#### [Collected data entries]
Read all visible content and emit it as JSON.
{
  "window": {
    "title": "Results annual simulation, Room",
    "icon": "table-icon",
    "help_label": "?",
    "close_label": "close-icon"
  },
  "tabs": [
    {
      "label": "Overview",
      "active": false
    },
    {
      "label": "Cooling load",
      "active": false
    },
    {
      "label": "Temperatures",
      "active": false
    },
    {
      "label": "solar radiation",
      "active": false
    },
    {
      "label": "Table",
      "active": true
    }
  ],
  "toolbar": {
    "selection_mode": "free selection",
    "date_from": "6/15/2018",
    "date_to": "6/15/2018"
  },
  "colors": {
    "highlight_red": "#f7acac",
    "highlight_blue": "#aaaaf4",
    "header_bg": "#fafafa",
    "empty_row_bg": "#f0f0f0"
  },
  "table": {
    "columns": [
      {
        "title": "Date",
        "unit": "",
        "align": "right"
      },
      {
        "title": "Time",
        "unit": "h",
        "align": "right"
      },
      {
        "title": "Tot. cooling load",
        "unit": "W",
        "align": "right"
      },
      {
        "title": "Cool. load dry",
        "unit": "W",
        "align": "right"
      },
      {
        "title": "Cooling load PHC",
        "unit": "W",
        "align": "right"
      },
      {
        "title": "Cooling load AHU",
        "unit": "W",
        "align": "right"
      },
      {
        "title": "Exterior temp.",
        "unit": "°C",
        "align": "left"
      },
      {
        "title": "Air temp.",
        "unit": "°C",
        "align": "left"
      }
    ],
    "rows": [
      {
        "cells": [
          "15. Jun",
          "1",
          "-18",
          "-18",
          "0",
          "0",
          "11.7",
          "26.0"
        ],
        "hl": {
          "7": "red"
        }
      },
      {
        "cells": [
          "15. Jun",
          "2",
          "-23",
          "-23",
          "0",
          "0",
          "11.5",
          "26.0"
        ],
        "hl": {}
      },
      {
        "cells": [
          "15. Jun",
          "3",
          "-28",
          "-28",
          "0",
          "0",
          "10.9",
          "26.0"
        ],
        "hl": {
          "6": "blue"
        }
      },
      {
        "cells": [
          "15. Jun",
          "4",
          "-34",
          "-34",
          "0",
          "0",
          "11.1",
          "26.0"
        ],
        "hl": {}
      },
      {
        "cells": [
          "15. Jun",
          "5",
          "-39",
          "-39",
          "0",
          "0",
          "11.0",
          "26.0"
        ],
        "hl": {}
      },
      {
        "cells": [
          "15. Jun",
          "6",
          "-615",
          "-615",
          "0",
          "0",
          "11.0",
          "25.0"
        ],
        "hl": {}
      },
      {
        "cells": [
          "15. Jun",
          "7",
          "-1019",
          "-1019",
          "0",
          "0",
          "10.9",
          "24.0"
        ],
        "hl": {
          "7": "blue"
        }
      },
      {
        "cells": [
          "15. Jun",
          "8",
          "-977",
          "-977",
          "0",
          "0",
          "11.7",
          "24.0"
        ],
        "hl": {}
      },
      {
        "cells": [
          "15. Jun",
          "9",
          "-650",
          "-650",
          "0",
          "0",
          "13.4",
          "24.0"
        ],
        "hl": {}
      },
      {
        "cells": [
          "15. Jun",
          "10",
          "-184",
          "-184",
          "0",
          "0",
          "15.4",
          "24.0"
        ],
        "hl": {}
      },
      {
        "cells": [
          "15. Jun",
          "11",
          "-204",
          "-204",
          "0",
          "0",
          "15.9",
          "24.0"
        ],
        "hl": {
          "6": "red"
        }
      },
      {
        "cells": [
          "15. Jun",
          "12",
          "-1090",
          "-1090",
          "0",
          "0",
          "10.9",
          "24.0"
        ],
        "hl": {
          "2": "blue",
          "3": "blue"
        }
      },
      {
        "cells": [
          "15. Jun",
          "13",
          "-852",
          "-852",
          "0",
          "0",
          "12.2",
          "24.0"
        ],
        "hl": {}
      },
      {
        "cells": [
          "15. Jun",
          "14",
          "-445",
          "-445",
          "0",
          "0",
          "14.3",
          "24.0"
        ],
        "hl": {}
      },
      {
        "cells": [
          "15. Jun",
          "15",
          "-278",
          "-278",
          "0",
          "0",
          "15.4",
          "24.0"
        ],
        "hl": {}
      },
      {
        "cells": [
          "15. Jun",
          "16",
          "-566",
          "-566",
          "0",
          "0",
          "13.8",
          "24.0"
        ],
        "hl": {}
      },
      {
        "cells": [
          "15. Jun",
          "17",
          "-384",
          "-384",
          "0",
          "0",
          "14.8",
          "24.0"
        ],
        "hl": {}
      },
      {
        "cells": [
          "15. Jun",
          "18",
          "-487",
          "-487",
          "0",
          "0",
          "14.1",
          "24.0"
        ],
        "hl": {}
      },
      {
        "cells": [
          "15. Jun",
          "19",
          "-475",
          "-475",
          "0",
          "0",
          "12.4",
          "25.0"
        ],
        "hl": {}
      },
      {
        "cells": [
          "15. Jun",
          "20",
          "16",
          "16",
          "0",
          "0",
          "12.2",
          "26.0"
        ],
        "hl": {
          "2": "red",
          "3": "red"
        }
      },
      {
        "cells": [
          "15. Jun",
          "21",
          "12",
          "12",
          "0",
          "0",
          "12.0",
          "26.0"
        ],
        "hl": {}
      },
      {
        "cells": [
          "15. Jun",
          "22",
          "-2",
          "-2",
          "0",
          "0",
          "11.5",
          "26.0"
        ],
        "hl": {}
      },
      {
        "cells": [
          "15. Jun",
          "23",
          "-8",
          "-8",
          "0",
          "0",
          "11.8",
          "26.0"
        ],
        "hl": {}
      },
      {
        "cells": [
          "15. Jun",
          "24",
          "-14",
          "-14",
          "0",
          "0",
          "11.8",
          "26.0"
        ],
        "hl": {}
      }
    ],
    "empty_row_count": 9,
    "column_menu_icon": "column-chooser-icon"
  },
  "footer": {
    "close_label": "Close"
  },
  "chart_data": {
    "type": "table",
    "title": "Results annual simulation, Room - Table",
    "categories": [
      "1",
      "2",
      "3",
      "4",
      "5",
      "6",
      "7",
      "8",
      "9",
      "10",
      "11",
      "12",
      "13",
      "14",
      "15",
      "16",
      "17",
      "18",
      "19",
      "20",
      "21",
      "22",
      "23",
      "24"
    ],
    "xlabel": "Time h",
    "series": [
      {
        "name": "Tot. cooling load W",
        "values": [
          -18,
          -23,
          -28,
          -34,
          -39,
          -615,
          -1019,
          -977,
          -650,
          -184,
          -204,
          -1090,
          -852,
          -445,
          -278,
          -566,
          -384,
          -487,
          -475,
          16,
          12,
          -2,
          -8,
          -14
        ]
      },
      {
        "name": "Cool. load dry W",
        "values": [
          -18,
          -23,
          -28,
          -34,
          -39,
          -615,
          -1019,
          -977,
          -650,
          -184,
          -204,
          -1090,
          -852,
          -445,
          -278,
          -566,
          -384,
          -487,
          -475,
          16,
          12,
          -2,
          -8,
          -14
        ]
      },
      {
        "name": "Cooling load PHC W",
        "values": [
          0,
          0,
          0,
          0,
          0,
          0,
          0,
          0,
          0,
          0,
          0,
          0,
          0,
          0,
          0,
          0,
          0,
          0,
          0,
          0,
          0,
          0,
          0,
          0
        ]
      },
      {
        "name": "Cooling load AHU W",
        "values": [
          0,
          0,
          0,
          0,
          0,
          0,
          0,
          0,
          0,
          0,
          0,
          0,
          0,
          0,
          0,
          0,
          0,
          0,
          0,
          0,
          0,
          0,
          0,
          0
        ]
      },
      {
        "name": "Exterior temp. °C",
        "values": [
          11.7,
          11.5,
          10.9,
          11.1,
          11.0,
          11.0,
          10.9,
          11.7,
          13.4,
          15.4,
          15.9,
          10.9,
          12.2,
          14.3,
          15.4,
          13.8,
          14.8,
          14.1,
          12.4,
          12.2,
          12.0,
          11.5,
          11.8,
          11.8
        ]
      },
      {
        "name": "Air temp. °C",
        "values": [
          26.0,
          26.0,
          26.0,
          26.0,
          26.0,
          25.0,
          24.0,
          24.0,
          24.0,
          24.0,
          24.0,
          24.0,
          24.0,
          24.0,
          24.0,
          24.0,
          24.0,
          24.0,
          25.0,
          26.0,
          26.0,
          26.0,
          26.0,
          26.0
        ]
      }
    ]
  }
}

#### [Requirements]
Say how many lines in this listing hold the string "simulation", giving the count and nothing more.

#### [Written answer]
2